The problem :: Write the data out again in full, with no departure from the original.

------------------------------------

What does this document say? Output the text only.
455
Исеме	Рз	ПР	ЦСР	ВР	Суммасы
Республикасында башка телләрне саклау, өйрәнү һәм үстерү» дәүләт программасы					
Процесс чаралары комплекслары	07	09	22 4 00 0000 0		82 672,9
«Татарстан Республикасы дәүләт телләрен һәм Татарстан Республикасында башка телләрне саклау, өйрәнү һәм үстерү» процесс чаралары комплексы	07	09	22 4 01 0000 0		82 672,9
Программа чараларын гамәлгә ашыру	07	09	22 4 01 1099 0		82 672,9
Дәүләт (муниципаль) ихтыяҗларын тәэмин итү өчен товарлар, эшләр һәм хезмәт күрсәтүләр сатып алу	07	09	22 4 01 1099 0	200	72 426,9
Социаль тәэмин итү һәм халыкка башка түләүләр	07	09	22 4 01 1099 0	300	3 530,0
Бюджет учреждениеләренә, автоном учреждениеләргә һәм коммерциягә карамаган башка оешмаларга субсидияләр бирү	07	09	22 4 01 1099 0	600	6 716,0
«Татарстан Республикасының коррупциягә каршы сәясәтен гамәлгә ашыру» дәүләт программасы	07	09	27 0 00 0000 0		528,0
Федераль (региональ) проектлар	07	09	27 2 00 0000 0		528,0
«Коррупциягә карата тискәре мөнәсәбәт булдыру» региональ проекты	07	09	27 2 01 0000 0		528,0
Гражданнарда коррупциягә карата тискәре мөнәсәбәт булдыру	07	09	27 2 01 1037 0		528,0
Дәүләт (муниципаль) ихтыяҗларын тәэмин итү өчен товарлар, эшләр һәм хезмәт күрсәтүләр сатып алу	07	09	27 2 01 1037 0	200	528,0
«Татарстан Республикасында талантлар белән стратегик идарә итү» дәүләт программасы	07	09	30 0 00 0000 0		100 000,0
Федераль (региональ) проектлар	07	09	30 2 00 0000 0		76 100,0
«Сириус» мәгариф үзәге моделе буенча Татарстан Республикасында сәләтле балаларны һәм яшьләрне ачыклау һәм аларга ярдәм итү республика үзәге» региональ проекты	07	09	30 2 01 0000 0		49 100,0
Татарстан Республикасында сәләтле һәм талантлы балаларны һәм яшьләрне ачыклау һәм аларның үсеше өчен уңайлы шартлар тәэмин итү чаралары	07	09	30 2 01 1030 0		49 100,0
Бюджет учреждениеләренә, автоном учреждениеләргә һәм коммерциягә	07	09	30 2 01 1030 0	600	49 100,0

------------------------------------

Solution for this task ::
What does this document say? Output the text only.
455
Исеме	Рз	ПР	ЦСР	ВР	Суммасы
Республикасында башка телләрне саклау, өйрәнү һәм үстерү» дәүләт программасы					
Процесс чаралары комплекслары	07	09	22 4 00 0000 0		82 672,9
«Татарстан Республикасы дәүләт телләрен һәм Татарстан Республикасында башка телләрне саклау, өйрәнү һәм үстерү» процесс чаралары комплексы	07	09	22 4 01 0000 0		82 672,9
Программа чараларын гамәлгә ашыру	07	09	22 4 01 1099 0		82 672,9
Дәүләт (муниципаль) ихтыяҗларын тәэмин итү өчен товарлар, эшләр һәм хезмәт күрсәтүләр сатып алу	07	09	22 4 01 1099 0	200	72 426,9
Социаль тәэмин итү һәм халыкка башка түләүләр	07	09	22 4 01 1099 0	300	3 530,0
Бюджет учреждениеләренә, автоном учреждениеләргә һәм коммерциягә карамаган башка оешмаларга субсидияләр бирү	07	09	22 4 01 1099 0	600	6 716,0
«Татарстан Республикасының коррупциягә каршы сәясәтен гамәлгә ашыру» дәүләт программасы	07	09	27 0 00 0000 0		528,0
Федераль (региональ) проектлар	07	09	27 2 00 0000 0		528,0
«Коррупциягә карата тискәре мөнәсәбәт булдыру» региональ проекты	07	09	27 2 01 0000 0		528,0
Гражданнарда коррупциягә карата тискәре мөнәсәбәт булдыру	07	09	27 2 01 1037 0		528,0
Дәүләт (муниципаль) ихтыяҗларын тәэмин итү өчен товарлар, эшләр һәм хезмәт күрсәтүләр сатып алу	07	09	27 2 01 1037 0	200	528,0
«Татарстан Республикасында талантлар белән стратегик идарә итү» дәүләт программасы	07	09	30 0 00 0000 0		100 000,0
Федераль (региональ) проектлар	07	09	30 2 00 0000 0		76 100,0
«Сириус» мәгариф үзәге моделе буенча Татарстан Республикасында сәләтле балаларны һәм яшьләрне ачыклау һәм аларга ярдәм итү республика үзәге» региональ проекты	07	09	30 2 01 0000 0		49 100,0
Татарстан Республикасында сәләтле һәм талантлы балаларны һәм яшьләрне ачыклау һәм аларның үсеше өчен уңайлы шартлар тәэмин итү чаралары	07	09	30 2 01 1030 0		49 100,0
Бюджет учреждениеләренә, автоном учреждениеләргә һәм коммерциягә	07	09	30 2 01 1030 0	600	49 100,0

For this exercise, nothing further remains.